**WHAT YOU ARE ASKED TO DO:** Retype the listing that follows, exactly as written.

-------------------------

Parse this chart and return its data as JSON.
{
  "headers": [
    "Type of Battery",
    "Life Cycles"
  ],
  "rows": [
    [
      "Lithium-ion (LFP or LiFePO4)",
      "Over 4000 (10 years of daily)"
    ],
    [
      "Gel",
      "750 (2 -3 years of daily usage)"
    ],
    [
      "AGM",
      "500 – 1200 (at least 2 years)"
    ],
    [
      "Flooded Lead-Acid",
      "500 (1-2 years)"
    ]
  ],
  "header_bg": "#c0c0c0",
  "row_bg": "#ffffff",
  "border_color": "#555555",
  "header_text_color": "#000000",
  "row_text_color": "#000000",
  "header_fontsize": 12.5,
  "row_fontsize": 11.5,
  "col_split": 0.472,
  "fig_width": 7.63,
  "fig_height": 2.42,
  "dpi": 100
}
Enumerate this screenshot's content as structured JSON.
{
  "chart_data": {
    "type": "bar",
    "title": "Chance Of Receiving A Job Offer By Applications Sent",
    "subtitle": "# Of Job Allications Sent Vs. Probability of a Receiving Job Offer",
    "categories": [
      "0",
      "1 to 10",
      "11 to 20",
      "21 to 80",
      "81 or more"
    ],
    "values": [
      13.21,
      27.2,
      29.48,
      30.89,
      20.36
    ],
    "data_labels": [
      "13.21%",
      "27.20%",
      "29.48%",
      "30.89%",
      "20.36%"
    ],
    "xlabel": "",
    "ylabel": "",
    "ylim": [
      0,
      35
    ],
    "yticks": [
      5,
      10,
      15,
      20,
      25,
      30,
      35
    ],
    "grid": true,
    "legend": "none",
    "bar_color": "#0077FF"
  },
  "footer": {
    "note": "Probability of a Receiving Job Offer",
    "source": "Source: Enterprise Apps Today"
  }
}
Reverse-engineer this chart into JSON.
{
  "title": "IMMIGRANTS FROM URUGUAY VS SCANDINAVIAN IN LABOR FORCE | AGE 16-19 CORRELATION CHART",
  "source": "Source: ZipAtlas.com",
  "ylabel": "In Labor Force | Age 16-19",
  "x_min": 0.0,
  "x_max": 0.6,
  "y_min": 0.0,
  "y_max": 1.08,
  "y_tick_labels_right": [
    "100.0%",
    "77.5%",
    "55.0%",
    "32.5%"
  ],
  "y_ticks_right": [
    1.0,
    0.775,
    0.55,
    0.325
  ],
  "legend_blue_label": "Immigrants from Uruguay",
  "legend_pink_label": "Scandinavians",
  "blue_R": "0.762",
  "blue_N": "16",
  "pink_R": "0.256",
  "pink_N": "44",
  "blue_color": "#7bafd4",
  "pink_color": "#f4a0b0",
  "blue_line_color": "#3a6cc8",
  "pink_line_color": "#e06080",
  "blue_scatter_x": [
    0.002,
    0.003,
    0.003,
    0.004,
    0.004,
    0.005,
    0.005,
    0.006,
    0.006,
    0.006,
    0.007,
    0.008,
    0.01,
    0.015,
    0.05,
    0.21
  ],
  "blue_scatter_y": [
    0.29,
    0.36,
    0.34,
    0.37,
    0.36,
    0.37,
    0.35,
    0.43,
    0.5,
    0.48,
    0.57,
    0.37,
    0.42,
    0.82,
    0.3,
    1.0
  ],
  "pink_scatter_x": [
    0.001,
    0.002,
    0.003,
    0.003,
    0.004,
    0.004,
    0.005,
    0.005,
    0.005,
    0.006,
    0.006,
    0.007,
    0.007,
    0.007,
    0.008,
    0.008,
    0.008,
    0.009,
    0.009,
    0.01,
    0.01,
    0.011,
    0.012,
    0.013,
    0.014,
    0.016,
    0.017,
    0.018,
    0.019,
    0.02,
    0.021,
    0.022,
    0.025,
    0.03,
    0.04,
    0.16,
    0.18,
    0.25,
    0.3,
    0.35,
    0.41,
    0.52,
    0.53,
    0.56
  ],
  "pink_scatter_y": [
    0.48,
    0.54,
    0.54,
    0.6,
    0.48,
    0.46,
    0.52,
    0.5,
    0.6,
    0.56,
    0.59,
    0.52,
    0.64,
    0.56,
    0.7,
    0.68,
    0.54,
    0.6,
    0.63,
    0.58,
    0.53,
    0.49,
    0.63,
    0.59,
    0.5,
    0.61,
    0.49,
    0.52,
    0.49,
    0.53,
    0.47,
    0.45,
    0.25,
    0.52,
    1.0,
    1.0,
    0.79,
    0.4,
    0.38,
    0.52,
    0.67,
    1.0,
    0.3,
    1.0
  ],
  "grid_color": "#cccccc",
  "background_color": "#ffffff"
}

-------------------------

**FINISHED TASK:**
Parse this chart and return its data as JSON.
{
  "headers": [
    "Type of Battery",
    "Life Cycles"
  ],
  "rows": [
    [
      "Lithium-ion (LFP or LiFePO4)",
      "Over 4000 (10 years of daily)"
    ],
    [
      "Gel",
      "750 (2 -3 years of daily usage)"
    ],
    [
      "AGM",
      "500 – 1200 (at least 2 years)"
    ],
    [
      "Flooded Lead-Acid",
      "500 (1-2 years)"
    ]
  ],
  "header_bg": "#c0c0c0",
  "row_bg": "#ffffff",
  "border_color": "#555555",
  "header_text_color": "#000000",
  "row_text_color": "#000000",
  "header_fontsize": 12.5,
  "row_fontsize": 11.5,
  "col_split": 0.472,
  "fig_width": 7.63,
  "fig_height": 2.42,
  "dpi": 100
}
Enumerate this screenshot's content as structured JSON.
{
  "chart_data": {
    "type": "bar",
    "title": "Chance Of Receiving A Job Offer By Applications Sent",
    "subtitle": "# Of Job Allications Sent Vs. Probability of a Receiving Job Offer",
    "categories": [
      "0",
      "1 to 10",
      "11 to 20",
      "21 to 80",
      "81 or more"
    ],
    "values": [
      13.21,
      27.2,
      29.48,
      30.89,
      20.36
    ],
    "data_labels": [
      "13.21%",
      "27.20%",
      "29.48%",
      "30.89%",
      "20.36%"
    ],
    "xlabel": "",
    "ylabel": "",
    "ylim": [
      0,
      35
    ],
    "yticks": [
      5,
      10,
      15,
      20,
      25,
      30,
      35
    ],
    "grid": true,
    "legend": "none",
    "bar_color": "#0077FF"
  },
  "footer": {
    "note": "Probability of a Receiving Job Offer",
    "source": "Source: Enterprise Apps Today"
  }
}
Reverse-engineer this chart into JSON.
{
  "title": "IMMIGRANTS FROM URUGUAY VS SCANDINAVIAN IN LABOR FORCE | AGE 16-19 CORRELATION CHART",
  "source": "Source: ZipAtlas.com",
  "ylabel": "In Labor Force | Age 16-19",
  "x_min": 0.0,
  "x_max": 0.6,
  "y_min": 0.0,
  "y_max": 1.08,
  "y_tick_labels_right": [
    "100.0%",
    "77.5%",
    "55.0%",
    "32.5%"
  ],
  "y_ticks_right": [
    1.0,
    0.775,
    0.55,
    0.325
  ],
  "legend_blue_label": "Immigrants from Uruguay",
  "legend_pink_label": "Scandinavians",
  "blue_R": "0.762",
  "blue_N": "16",
  "pink_R": "0.256",
  "pink_N": "44",
  "blue_color": "#7bafd4",
  "pink_color": "#f4a0b0",
  "blue_line_color": "#3a6cc8",
  "pink_line_color": "#e06080",
  "blue_scatter_x": [
    0.002,
    0.003,
    0.003,
    0.004,
    0.004,
    0.005,
    0.005,
    0.006,
    0.006,
    0.006,
    0.007,
    0.008,
    0.01,
    0.015,
    0.05,
    0.21
  ],
  "blue_scatter_y": [
    0.29,
    0.36,
    0.34,
    0.37,
    0.36,
    0.37,
    0.35,
    0.43,
    0.5,
    0.48,
    0.57,
    0.37,
    0.42,
    0.82,
    0.3,
    1.0
  ],
  "pink_scatter_x": [
    0.001,
    0.002,
    0.003,
    0.003,
    0.004,
    0.004,
    0.005,
    0.005,
    0.005,
    0.006,
    0.006,
    0.007,
    0.007,
    0.007,
    0.008,
    0.008,
    0.008,
    0.009,
    0.009,
    0.01,
    0.01,
    0.011,
    0.012,
    0.013,
    0.014,
    0.016,
    0.017,
    0.018,
    0.019,
    0.02,
    0.021,
    0.022,
    0.025,
    0.03,
    0.04,
    0.16,
    0.18,
    0.25,
    0.3,
    0.35,
    0.41,
    0.52,
    0.53,
    0.56
  ],
  "pink_scatter_y": [
    0.48,
    0.54,
    0.54,
    0.6,
    0.48,
    0.46,
    0.52,
    0.5,
    0.6,
    0.56,
    0.59,
    0.52,
    0.64,
    0.56,
    0.7,
    0.68,
    0.54,
    0.6,
    0.63,
    0.58,
    0.53,
    0.49,
    0.63,
    0.59,
    0.5,
    0.61,
    0.49,
    0.52,
    0.49,
    0.53,
    0.47,
    0.45,
    0.25,
    0.52,
    1.0,
    1.0,
    0.79,
    0.4,
    0.38,
    0.52,
    0.67,
    1.0,
    0.3,
    1.0
  ],
  "grid_color": "#cccccc",
  "background_color": "#ffffff"
}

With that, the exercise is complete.